--- begin RECORDED INFORMATION ---
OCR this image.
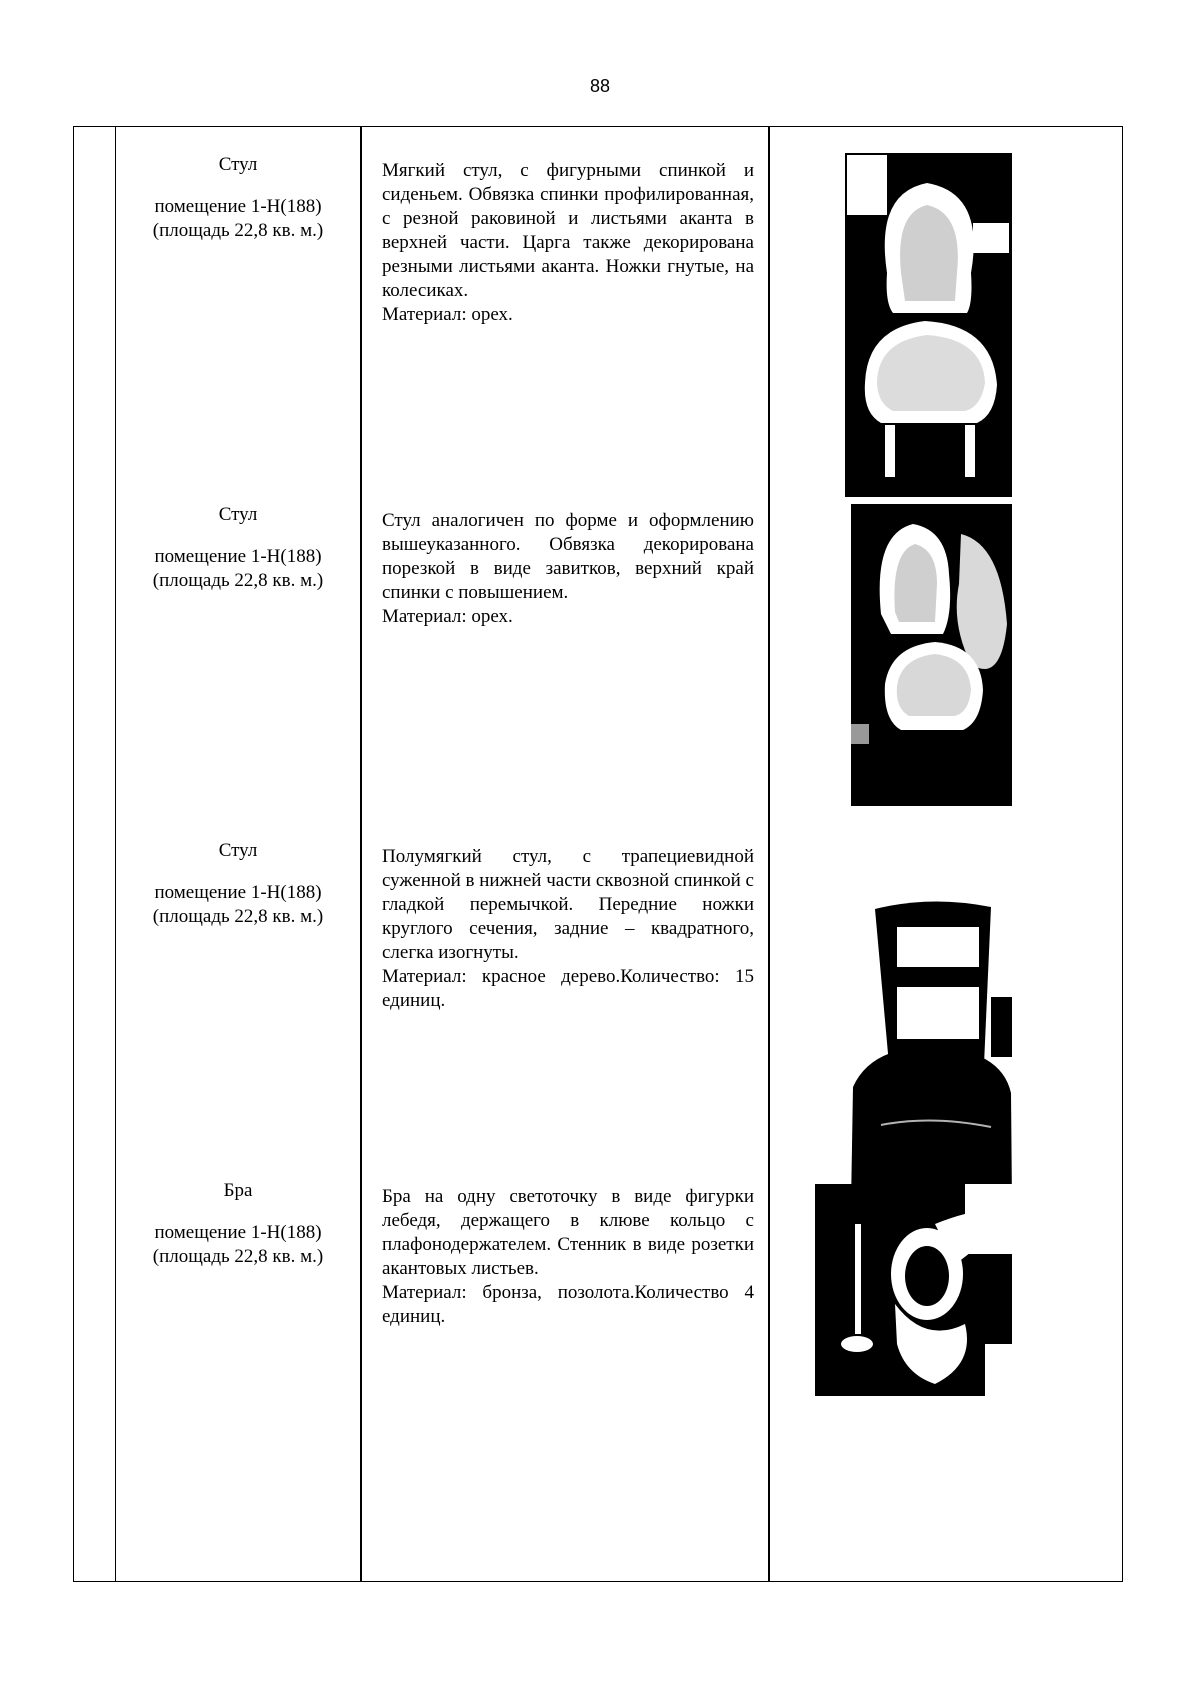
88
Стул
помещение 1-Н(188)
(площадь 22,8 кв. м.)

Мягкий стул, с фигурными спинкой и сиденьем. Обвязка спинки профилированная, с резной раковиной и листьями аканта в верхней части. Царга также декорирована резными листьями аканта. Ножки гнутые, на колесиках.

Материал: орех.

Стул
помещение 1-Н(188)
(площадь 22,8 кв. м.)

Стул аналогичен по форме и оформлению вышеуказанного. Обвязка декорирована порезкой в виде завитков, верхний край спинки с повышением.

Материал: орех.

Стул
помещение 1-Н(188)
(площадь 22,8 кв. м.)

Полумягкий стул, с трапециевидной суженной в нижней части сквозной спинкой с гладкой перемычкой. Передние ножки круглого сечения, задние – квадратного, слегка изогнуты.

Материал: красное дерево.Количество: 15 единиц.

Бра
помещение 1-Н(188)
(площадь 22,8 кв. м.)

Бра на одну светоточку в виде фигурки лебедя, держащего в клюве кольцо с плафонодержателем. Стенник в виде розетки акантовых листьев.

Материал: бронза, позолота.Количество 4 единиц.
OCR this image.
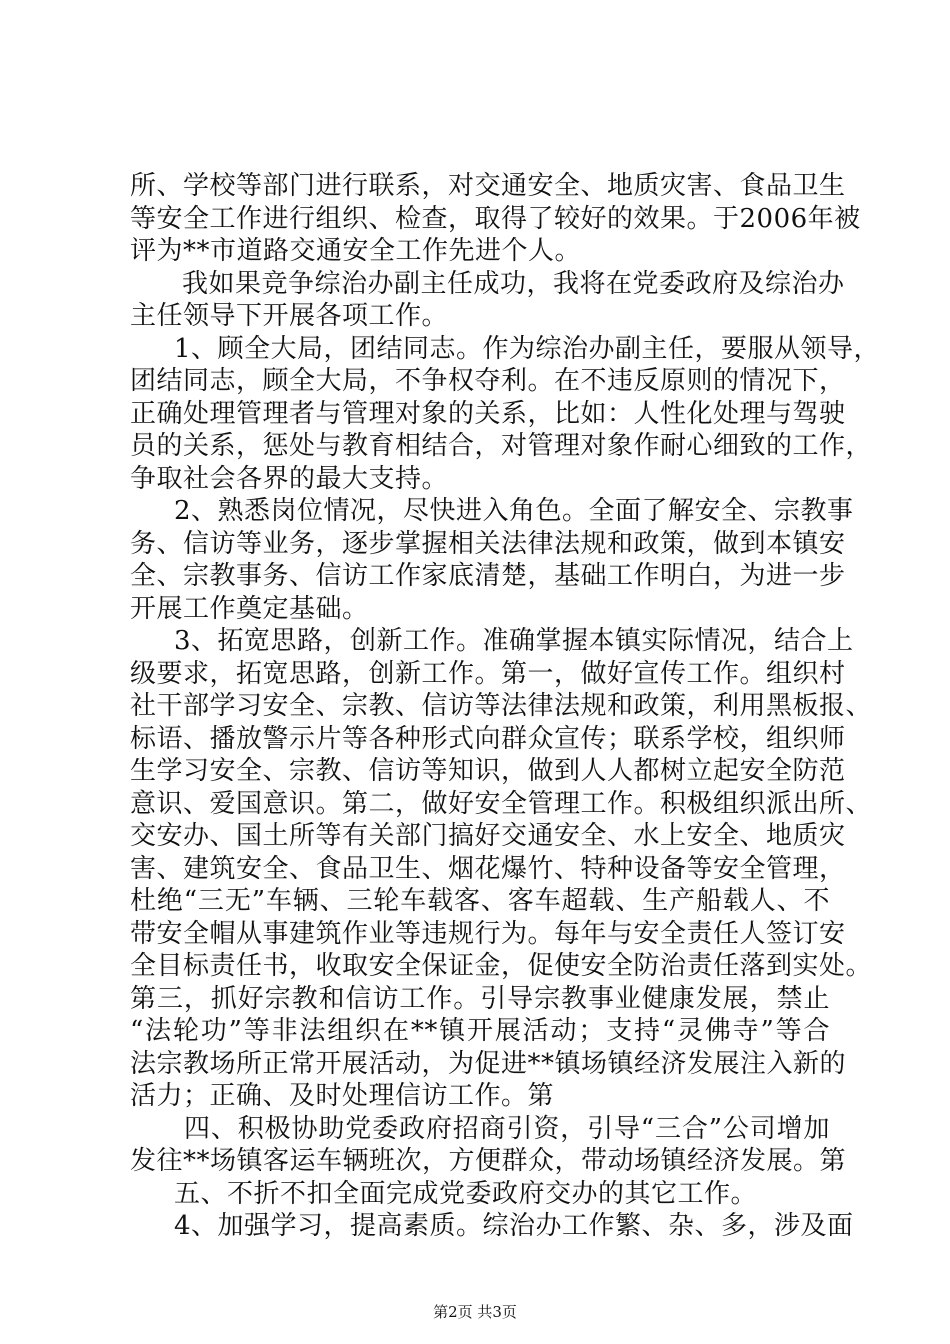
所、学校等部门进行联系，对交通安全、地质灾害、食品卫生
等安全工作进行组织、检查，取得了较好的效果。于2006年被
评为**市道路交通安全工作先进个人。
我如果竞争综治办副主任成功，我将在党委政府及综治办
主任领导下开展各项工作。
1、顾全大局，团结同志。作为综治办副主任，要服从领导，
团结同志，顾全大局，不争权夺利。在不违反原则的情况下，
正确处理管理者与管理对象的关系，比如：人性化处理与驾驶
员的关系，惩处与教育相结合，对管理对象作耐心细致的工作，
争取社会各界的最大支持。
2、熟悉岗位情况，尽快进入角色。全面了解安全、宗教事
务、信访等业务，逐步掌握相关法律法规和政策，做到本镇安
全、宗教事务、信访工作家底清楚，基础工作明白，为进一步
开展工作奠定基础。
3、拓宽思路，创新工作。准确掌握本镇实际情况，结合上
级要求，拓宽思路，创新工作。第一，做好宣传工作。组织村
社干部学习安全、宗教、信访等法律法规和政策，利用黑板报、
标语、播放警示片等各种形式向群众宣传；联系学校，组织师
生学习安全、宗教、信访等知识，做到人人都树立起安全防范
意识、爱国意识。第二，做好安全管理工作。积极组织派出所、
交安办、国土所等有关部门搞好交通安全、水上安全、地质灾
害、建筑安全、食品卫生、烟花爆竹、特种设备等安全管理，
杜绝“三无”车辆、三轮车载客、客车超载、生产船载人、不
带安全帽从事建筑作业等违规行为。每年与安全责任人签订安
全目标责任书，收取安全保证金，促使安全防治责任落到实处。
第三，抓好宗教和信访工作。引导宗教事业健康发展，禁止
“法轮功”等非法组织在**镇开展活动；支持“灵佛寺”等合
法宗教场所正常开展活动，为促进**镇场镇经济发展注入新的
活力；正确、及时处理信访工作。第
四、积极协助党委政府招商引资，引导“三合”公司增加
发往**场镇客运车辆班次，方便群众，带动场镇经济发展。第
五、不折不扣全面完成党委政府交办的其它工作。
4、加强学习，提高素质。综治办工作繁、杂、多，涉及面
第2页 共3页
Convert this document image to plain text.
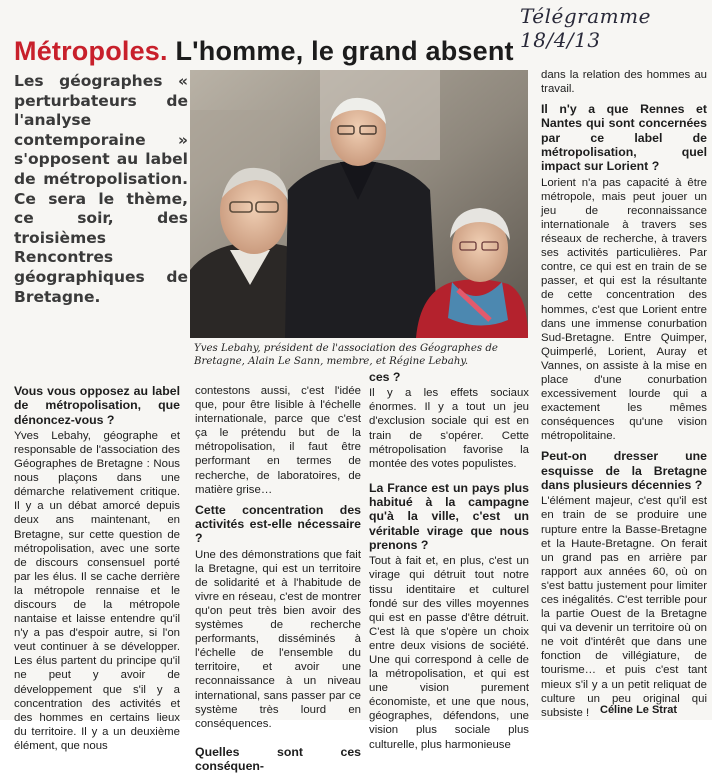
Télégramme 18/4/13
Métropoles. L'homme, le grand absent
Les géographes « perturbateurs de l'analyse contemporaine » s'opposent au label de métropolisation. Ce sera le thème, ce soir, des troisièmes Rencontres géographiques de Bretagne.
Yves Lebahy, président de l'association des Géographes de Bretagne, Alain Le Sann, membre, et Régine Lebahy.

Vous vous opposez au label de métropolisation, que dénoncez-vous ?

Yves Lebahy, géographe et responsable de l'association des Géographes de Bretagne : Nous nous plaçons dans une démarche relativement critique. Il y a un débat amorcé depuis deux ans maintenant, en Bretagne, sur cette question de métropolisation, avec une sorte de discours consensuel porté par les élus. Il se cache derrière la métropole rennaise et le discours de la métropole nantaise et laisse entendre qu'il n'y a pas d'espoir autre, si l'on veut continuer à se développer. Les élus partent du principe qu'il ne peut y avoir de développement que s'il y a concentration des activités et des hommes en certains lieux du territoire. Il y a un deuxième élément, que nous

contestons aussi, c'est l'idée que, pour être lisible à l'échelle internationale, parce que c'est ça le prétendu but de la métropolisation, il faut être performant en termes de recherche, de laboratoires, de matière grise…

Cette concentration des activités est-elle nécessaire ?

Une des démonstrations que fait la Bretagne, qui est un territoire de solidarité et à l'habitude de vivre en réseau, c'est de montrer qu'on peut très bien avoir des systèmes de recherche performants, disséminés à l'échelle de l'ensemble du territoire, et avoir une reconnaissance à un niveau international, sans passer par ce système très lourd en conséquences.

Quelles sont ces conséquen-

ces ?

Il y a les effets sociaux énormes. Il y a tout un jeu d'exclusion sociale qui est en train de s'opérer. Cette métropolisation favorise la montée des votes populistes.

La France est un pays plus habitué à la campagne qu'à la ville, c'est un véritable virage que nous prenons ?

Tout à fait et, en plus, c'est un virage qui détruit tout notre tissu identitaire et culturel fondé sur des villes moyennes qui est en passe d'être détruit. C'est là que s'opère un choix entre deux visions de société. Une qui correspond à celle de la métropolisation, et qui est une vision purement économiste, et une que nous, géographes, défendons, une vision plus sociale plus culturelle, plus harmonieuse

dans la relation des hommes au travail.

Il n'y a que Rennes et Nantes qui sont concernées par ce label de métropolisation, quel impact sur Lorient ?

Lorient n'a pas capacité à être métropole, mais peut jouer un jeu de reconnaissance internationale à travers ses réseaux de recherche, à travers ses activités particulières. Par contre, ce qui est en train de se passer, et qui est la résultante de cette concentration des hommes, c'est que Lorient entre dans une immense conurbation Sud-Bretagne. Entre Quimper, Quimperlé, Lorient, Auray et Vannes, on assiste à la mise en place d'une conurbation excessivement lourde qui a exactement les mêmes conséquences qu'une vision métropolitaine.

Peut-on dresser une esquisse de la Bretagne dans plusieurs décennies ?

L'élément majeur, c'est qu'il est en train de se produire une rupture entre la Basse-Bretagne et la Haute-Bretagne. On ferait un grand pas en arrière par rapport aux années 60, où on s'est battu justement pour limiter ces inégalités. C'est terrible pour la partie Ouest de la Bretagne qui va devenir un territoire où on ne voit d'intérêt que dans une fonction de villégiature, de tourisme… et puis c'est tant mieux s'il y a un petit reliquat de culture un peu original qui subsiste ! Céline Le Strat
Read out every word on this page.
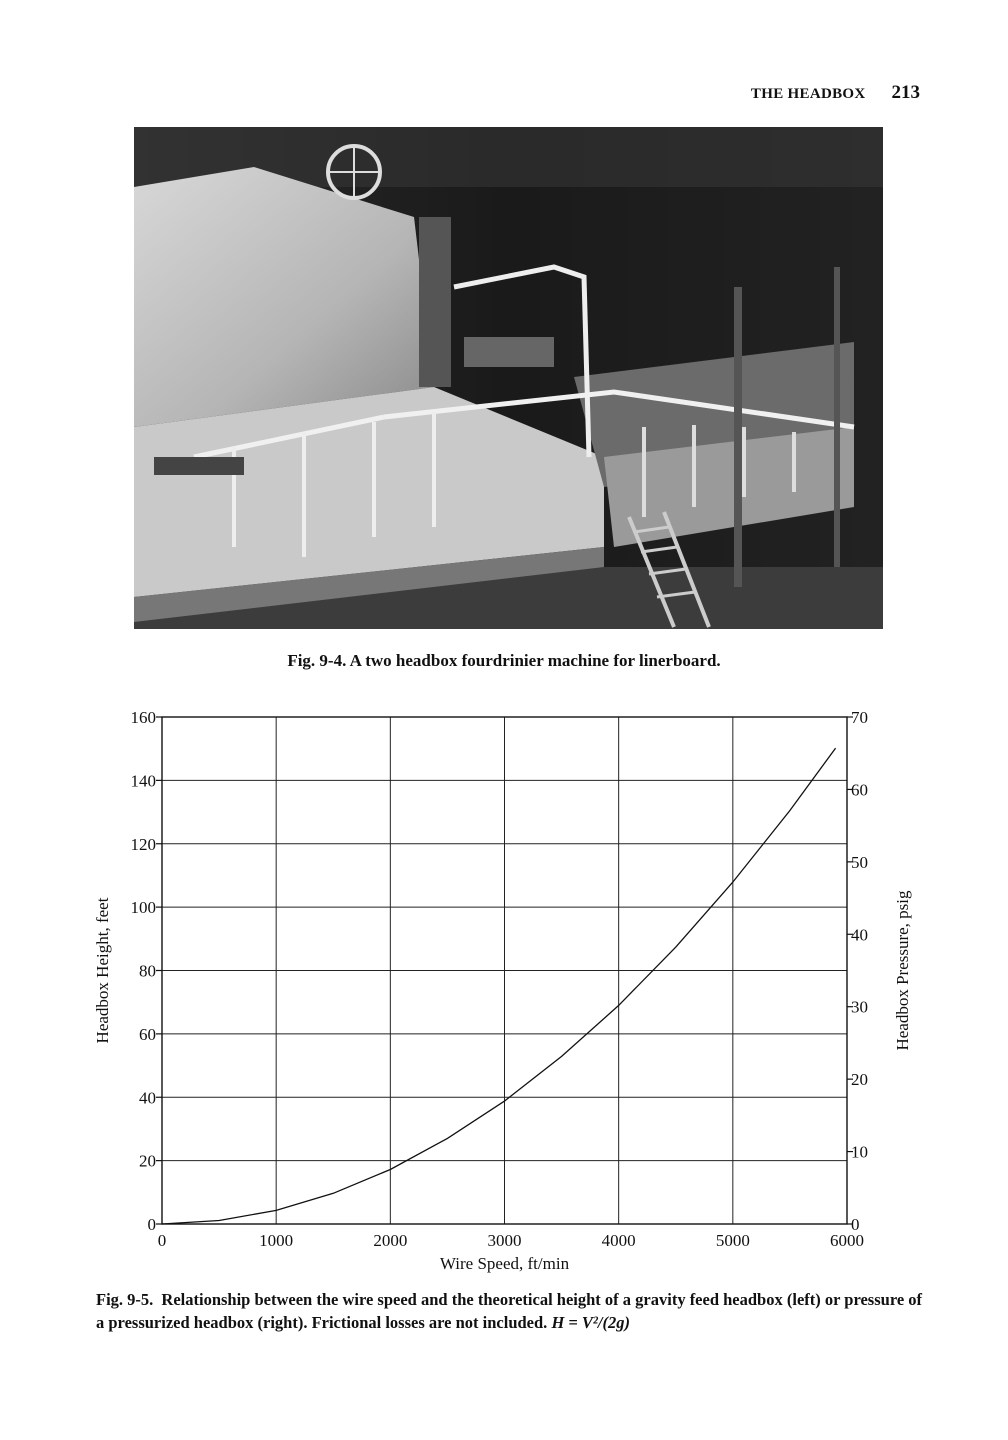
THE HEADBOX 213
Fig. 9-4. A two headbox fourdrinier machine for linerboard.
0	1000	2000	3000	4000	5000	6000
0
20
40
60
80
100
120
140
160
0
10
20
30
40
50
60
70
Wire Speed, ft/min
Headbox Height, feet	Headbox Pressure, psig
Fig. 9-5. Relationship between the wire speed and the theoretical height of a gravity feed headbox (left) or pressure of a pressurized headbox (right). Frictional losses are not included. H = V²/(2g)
--- end RECORDED INFORMATION ---
— SHORT TASK —
In the entries above, find each line with the string "this" and copy it.

— FINAL RESULT —
OCR this image.
OCR this image.
Convert this document image to plain text.
Read out every word on this page.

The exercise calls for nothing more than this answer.